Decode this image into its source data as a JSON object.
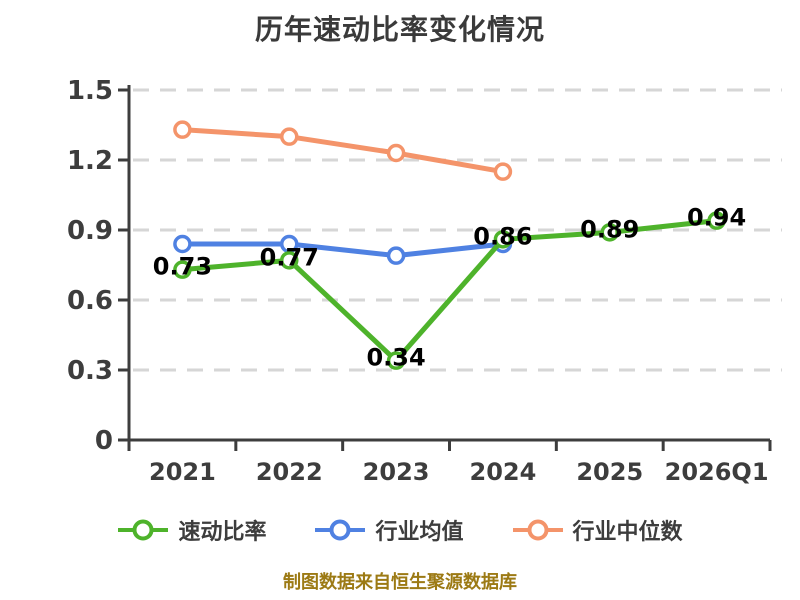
{
  "page": {
    "title": "历年速动比率变化情况",
    "footer": "制图数据来自恒生聚源数据库"
  },
  "chart_data": {
    "type": "line",
    "title": "历年速动比率变化情况",
    "categories": [
      "2021",
      "2022",
      "2023",
      "2024",
      "2025",
      "2026Q1"
    ],
    "series": [
      {
        "name": "速动比率",
        "color": "#4eb32b",
        "values": [
          0.73,
          0.77,
          0.34,
          0.86,
          0.89,
          0.94
        ],
        "point_labels": [
          "0.73",
          "0.77",
          "0.34",
          "0.86",
          "0.89",
          "0.94"
        ]
      },
      {
        "name": "行业均值",
        "color": "#4f81e2",
        "values": [
          0.84,
          0.84,
          0.79,
          0.84
        ],
        "point_labels": null
      },
      {
        "name": "行业中位数",
        "color": "#f4946a",
        "values": [
          1.33,
          1.3,
          1.23,
          1.15
        ],
        "point_labels": null
      }
    ],
    "xlabel": "",
    "ylabel": "",
    "ylim": [
      0,
      1.5
    ],
    "y_ticks": [
      0,
      0.3,
      0.6,
      0.9,
      1.2,
      1.5
    ],
    "y_tick_labels": [
      "0",
      "0.3",
      "0.6",
      "0.9",
      "1.2",
      "1.5"
    ],
    "grid": "horizontal-dashed",
    "legend_position": "bottom",
    "marker_style": "circle-white-fill"
  },
  "legend": {
    "items": [
      {
        "label": "速动比率",
        "color": "#4eb32b"
      },
      {
        "label": "行业均值",
        "color": "#4f81e2"
      },
      {
        "label": "行业中位数",
        "color": "#f4946a"
      }
    ]
  },
  "style": {
    "axis_color": "#3d3d3d",
    "grid_color": "#d6d6d6",
    "tick_label_color": "#3d3d3d",
    "data_label_color": "#000000",
    "title_color": "#3a3a3a",
    "footer_color": "#9c7a14"
  }
}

━━━━━━━━

TASK OBJECTIVE: Pictures in the records above are left out; print everything else exactly as written.

SOLUTION TO THIS EXERCISE:
Decode this image into its source data as a JSON object.
{
  "page": {
    "title": "历年速动比率变化情况",
    "footer": "制图数据来自恒生聚源数据库"
  },
  "chart_data": {
    "type": "line",
    "title": "历年速动比率变化情况",
    "categories": [
      "2021",
      "2022",
      "2023",
      "2024",
      "2025",
      "2026Q1"
    ],
    "series": [
      {
        "name": "速动比率",
        "color": "#4eb32b",
        "values": [
          0.73,
          0.77,
          0.34,
          0.86,
          0.89,
          0.94
        ],
        "point_labels": [
          "0.73",
          "0.77",
          "0.34",
          "0.86",
          "0.89",
          "0.94"
        ]
      },
      {
        "name": "行业均值",
        "color": "#4f81e2",
        "values": [
          0.84,
          0.84,
          0.79,
          0.84
        ],
        "point_labels": null
      },
      {
        "name": "行业中位数",
        "color": "#f4946a",
        "values": [
          1.33,
          1.3,
          1.23,
          1.15
        ],
        "point_labels": null
      }
    ],
    "xlabel": "",
    "ylabel": "",
    "ylim": [
      0,
      1.5
    ],
    "y_ticks": [
      0,
      0.3,
      0.6,
      0.9,
      1.2,
      1.5
    ],
    "y_tick_labels": [
      "0",
      "0.3",
      "0.6",
      "0.9",
      "1.2",
      "1.5"
    ],
    "grid": "horizontal-dashed",
    "legend_position": "bottom",
    "marker_style": "circle-white-fill"
  },
  "legend": {
    "items": [
      {
        "label": "速动比率",
        "color": "#4eb32b"
      },
      {
        "label": "行业均值",
        "color": "#4f81e2"
      },
      {
        "label": "行业中位数",
        "color": "#f4946a"
      }
    ]
  },
  "style": {
    "axis_color": "#3d3d3d",
    "grid_color": "#d6d6d6",
    "tick_label_color": "#3d3d3d",
    "data_label_color": "#000000",
    "title_color": "#3a3a3a",
    "footer_color": "#9c7a14"
  }
}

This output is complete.